[Data supplied]:

──────

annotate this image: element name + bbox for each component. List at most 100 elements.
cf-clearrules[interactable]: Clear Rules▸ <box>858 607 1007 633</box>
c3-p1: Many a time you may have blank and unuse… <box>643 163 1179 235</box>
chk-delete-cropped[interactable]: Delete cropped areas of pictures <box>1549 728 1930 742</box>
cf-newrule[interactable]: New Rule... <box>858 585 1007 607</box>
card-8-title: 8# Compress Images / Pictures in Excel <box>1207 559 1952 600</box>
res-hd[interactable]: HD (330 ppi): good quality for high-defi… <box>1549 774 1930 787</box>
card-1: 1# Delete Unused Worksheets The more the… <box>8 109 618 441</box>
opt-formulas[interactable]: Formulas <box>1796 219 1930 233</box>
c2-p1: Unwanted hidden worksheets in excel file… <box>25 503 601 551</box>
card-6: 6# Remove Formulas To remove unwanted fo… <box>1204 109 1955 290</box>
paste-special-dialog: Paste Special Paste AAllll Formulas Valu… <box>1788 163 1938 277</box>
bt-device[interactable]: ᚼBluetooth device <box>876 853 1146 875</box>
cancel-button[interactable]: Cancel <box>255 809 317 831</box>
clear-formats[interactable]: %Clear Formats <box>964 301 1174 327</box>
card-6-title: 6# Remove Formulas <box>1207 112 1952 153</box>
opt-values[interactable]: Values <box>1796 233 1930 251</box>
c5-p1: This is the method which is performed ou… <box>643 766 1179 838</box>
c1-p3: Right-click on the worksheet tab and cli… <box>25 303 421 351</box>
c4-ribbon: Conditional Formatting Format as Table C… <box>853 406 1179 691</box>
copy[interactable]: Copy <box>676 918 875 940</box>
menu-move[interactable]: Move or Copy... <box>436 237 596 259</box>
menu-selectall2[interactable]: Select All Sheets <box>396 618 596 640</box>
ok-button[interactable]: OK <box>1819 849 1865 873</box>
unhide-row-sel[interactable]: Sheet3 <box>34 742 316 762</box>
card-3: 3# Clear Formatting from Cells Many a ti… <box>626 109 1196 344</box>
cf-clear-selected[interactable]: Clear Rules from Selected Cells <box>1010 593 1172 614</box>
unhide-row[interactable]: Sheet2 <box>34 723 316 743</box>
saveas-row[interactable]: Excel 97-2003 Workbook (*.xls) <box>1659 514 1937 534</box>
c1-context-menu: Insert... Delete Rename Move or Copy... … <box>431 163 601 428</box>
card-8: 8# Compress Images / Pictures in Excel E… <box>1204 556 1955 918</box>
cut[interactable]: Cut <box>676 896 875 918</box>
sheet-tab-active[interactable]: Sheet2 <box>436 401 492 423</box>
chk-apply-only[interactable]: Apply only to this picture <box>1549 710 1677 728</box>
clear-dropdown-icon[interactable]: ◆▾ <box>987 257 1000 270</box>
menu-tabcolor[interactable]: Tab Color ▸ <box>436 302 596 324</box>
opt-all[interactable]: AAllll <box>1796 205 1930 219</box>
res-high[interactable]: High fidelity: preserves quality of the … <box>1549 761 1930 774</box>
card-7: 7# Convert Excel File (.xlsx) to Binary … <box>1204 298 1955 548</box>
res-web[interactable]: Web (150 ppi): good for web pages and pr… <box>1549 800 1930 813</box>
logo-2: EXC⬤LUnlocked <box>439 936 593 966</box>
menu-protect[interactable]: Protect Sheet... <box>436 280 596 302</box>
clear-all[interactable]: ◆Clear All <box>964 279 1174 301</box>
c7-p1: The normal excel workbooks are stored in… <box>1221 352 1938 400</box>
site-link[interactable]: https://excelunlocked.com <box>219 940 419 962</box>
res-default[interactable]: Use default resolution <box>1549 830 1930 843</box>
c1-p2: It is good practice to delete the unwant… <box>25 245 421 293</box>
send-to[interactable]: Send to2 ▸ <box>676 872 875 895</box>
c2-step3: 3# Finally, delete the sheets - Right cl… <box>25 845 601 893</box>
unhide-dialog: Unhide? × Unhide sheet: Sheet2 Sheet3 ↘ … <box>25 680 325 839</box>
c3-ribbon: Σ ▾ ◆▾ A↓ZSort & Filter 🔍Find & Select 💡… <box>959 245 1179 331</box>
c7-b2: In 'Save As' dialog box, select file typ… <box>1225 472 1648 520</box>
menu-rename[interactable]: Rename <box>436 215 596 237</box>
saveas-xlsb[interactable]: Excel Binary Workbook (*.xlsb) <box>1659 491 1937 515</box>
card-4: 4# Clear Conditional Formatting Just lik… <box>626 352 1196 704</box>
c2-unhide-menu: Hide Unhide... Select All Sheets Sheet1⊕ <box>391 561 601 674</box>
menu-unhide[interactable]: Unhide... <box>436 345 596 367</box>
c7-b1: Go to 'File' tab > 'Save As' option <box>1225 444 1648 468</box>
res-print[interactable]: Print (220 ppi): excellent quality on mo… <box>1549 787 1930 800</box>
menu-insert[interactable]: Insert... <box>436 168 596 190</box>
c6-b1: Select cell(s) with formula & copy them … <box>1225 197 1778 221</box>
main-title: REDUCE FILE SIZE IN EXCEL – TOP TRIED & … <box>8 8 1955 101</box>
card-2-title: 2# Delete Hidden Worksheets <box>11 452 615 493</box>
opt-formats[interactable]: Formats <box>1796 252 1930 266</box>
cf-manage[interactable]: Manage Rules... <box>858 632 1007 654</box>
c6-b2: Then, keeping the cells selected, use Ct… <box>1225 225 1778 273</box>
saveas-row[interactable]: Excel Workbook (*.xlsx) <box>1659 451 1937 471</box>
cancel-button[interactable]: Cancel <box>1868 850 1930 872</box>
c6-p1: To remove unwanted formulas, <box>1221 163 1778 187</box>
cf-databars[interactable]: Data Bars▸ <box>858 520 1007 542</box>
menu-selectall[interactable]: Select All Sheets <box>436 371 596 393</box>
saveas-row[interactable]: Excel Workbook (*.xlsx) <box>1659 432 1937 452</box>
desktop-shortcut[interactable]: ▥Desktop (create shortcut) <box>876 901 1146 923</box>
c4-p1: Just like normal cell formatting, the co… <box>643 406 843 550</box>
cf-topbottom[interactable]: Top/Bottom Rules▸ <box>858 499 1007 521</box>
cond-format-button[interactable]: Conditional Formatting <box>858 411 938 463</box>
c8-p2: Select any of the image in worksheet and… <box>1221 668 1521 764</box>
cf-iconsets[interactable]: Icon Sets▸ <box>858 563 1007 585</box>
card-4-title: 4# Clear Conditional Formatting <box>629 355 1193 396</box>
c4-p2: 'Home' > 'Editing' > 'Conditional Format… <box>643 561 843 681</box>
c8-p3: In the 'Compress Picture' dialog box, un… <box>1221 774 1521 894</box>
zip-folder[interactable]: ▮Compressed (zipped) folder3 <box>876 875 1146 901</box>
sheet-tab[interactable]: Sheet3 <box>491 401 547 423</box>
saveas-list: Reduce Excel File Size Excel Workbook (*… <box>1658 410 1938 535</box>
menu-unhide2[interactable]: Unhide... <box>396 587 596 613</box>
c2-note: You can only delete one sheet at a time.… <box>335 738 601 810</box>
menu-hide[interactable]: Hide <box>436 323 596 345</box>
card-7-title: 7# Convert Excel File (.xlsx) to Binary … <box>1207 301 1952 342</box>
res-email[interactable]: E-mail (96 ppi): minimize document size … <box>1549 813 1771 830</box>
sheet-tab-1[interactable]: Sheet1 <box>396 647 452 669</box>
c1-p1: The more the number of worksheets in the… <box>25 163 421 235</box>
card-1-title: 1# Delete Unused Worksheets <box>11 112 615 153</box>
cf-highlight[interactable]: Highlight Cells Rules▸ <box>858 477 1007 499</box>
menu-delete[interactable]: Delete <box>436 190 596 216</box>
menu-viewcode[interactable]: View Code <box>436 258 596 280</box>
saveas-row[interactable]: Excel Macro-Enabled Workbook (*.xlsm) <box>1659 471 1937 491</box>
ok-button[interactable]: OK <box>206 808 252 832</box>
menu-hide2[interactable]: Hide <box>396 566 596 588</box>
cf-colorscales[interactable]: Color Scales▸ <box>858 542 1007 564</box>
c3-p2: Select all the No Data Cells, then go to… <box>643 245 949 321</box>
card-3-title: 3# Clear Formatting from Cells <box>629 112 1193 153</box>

──────

Considering the entries above, how many lines contain "button"? Give that number with nothing else.

5